» SHORT EXERCISE
Word for word, retype every entry in the listing.

» Extracted data entries
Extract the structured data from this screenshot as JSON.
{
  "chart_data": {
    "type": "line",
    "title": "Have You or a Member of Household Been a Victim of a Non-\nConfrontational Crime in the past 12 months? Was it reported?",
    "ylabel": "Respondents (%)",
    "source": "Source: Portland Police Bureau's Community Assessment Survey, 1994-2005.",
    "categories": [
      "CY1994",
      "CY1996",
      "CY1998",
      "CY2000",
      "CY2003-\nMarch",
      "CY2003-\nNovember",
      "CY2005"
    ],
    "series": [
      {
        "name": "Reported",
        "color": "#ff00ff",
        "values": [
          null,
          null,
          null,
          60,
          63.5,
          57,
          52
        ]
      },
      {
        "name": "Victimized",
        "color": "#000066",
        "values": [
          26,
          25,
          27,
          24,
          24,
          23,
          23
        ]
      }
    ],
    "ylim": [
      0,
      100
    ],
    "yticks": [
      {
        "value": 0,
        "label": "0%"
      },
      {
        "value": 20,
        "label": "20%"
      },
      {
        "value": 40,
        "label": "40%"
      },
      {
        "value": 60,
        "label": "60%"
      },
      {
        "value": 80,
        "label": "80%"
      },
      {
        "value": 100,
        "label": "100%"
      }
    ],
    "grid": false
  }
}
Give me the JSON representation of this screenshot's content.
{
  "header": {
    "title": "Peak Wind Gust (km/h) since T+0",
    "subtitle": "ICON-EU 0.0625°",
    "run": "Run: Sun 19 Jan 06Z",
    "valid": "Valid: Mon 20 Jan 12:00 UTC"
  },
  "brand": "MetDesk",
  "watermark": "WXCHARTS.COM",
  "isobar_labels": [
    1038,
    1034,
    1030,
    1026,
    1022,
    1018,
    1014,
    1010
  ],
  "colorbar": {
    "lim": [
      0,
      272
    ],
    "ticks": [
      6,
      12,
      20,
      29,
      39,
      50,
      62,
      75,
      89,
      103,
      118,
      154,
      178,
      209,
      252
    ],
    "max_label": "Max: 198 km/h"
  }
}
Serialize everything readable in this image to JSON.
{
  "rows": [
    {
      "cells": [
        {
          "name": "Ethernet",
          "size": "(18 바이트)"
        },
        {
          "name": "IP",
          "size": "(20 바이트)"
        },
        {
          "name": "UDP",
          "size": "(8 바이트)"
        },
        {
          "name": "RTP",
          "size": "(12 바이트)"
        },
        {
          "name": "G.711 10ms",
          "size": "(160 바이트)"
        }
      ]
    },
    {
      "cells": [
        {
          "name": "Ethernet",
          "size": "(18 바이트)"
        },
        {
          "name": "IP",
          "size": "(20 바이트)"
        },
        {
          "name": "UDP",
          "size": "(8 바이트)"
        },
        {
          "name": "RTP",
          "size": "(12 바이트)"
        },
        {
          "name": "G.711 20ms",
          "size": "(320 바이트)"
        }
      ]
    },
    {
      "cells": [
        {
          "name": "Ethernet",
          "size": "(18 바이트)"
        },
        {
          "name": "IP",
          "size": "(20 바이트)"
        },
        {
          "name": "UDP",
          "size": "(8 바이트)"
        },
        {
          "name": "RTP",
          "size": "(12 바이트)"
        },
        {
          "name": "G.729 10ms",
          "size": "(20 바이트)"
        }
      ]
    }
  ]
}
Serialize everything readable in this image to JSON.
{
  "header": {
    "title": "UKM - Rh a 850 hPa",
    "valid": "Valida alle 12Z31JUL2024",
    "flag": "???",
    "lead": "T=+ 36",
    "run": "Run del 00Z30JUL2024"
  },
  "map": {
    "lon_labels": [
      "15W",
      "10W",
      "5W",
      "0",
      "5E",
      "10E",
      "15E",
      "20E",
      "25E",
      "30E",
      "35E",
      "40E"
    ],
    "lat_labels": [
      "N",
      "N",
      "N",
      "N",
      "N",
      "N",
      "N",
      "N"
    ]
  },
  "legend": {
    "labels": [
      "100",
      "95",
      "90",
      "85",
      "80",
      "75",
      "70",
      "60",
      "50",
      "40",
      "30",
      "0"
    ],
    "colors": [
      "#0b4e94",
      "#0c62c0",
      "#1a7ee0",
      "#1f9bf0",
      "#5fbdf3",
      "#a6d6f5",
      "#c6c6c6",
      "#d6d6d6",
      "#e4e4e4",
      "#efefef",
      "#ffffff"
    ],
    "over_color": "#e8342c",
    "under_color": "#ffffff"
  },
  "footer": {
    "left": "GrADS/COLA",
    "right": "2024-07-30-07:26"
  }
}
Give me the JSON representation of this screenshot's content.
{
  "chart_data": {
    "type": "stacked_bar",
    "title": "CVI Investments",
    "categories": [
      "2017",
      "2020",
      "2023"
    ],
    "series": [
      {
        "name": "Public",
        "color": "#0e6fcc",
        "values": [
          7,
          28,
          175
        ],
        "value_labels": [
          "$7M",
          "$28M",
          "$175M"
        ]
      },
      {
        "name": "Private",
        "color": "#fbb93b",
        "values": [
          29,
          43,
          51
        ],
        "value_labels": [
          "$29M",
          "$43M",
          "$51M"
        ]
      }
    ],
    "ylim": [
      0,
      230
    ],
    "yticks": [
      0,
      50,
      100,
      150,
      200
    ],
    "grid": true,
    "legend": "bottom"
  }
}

» ANSWER TO THIS TASK
Extract the structured data from this screenshot as JSON.
{
  "chart_data": {
    "type": "line",
    "title": "Have You or a Member of Household Been a Victim of a Non-\nConfrontational Crime in the past 12 months? Was it reported?",
    "ylabel": "Respondents (%)",
    "source": "Source: Portland Police Bureau's Community Assessment Survey, 1994-2005.",
    "categories": [
      "CY1994",
      "CY1996",
      "CY1998",
      "CY2000",
      "CY2003-\nMarch",
      "CY2003-\nNovember",
      "CY2005"
    ],
    "series": [
      {
        "name": "Reported",
        "color": "#ff00ff",
        "values": [
          null,
          null,
          null,
          60,
          63.5,
          57,
          52
        ]
      },
      {
        "name": "Victimized",
        "color": "#000066",
        "values": [
          26,
          25,
          27,
          24,
          24,
          23,
          23
        ]
      }
    ],
    "ylim": [
      0,
      100
    ],
    "yticks": [
      {
        "value": 0,
        "label": "0%"
      },
      {
        "value": 20,
        "label": "20%"
      },
      {
        "value": 40,
        "label": "40%"
      },
      {
        "value": 60,
        "label": "60%"
      },
      {
        "value": 80,
        "label": "80%"
      },
      {
        "value": 100,
        "label": "100%"
      }
    ],
    "grid": false
  }
}
Give me the JSON representation of this screenshot's content.
{
  "header": {
    "title": "Peak Wind Gust (km/h) since T+0",
    "subtitle": "ICON-EU 0.0625°",
    "run": "Run: Sun 19 Jan 06Z",
    "valid": "Valid: Mon 20 Jan 12:00 UTC"
  },
  "brand": "MetDesk",
  "watermark": "WXCHARTS.COM",
  "isobar_labels": [
    1038,
    1034,
    1030,
    1026,
    1022,
    1018,
    1014,
    1010
  ],
  "colorbar": {
    "lim": [
      0,
      272
    ],
    "ticks": [
      6,
      12,
      20,
      29,
      39,
      50,
      62,
      75,
      89,
      103,
      118,
      154,
      178,
      209,
      252
    ],
    "max_label": "Max: 198 km/h"
  }
}
Serialize everything readable in this image to JSON.
{
  "rows": [
    {
      "cells": [
        {
          "name": "Ethernet",
          "size": "(18 바이트)"
        },
        {
          "name": "IP",
          "size": "(20 바이트)"
        },
        {
          "name": "UDP",
          "size": "(8 바이트)"
        },
        {
          "name": "RTP",
          "size": "(12 바이트)"
        },
        {
          "name": "G.711 10ms",
          "size": "(160 바이트)"
        }
      ]
    },
    {
      "cells": [
        {
          "name": "Ethernet",
          "size": "(18 바이트)"
        },
        {
          "name": "IP",
          "size": "(20 바이트)"
        },
        {
          "name": "UDP",
          "size": "(8 바이트)"
        },
        {
          "name": "RTP",
          "size": "(12 바이트)"
        },
        {
          "name": "G.711 20ms",
          "size": "(320 바이트)"
        }
      ]
    },
    {
      "cells": [
        {
          "name": "Ethernet",
          "size": "(18 바이트)"
        },
        {
          "name": "IP",
          "size": "(20 바이트)"
        },
        {
          "name": "UDP",
          "size": "(8 바이트)"
        },
        {
          "name": "RTP",
          "size": "(12 바이트)"
        },
        {
          "name": "G.729 10ms",
          "size": "(20 바이트)"
        }
      ]
    }
  ]
}
Serialize everything readable in this image to JSON.
{
  "header": {
    "title": "UKM - Rh a 850 hPa",
    "valid": "Valida alle 12Z31JUL2024",
    "flag": "???",
    "lead": "T=+ 36",
    "run": "Run del 00Z30JUL2024"
  },
  "map": {
    "lon_labels": [
      "15W",
      "10W",
      "5W",
      "0",
      "5E",
      "10E",
      "15E",
      "20E",
      "25E",
      "30E",
      "35E",
      "40E"
    ],
    "lat_labels": [
      "N",
      "N",
      "N",
      "N",
      "N",
      "N",
      "N",
      "N"
    ]
  },
  "legend": {
    "labels": [
      "100",
      "95",
      "90",
      "85",
      "80",
      "75",
      "70",
      "60",
      "50",
      "40",
      "30",
      "0"
    ],
    "colors": [
      "#0b4e94",
      "#0c62c0",
      "#1a7ee0",
      "#1f9bf0",
      "#5fbdf3",
      "#a6d6f5",
      "#c6c6c6",
      "#d6d6d6",
      "#e4e4e4",
      "#efefef",
      "#ffffff"
    ],
    "over_color": "#e8342c",
    "under_color": "#ffffff"
  },
  "footer": {
    "left": "GrADS/COLA",
    "right": "2024-07-30-07:26"
  }
}
Give me the JSON representation of this screenshot's content.
{
  "chart_data": {
    "type": "stacked_bar",
    "title": "CVI Investments",
    "categories": [
      "2017",
      "2020",
      "2023"
    ],
    "series": [
      {
        "name": "Public",
        "color": "#0e6fcc",
        "values": [
          7,
          28,
          175
        ],
        "value_labels": [
          "$7M",
          "$28M",
          "$175M"
        ]
      },
      {
        "name": "Private",
        "color": "#fbb93b",
        "values": [
          29,
          43,
          51
        ],
        "value_labels": [
          "$29M",
          "$43M",
          "$51M"
        ]
      }
    ],
    "ylim": [
      0,
      230
    ],
    "yticks": [
      0,
      50,
      100,
      150,
      200
    ],
    "grid": true,
    "legend": "bottom"
  }
}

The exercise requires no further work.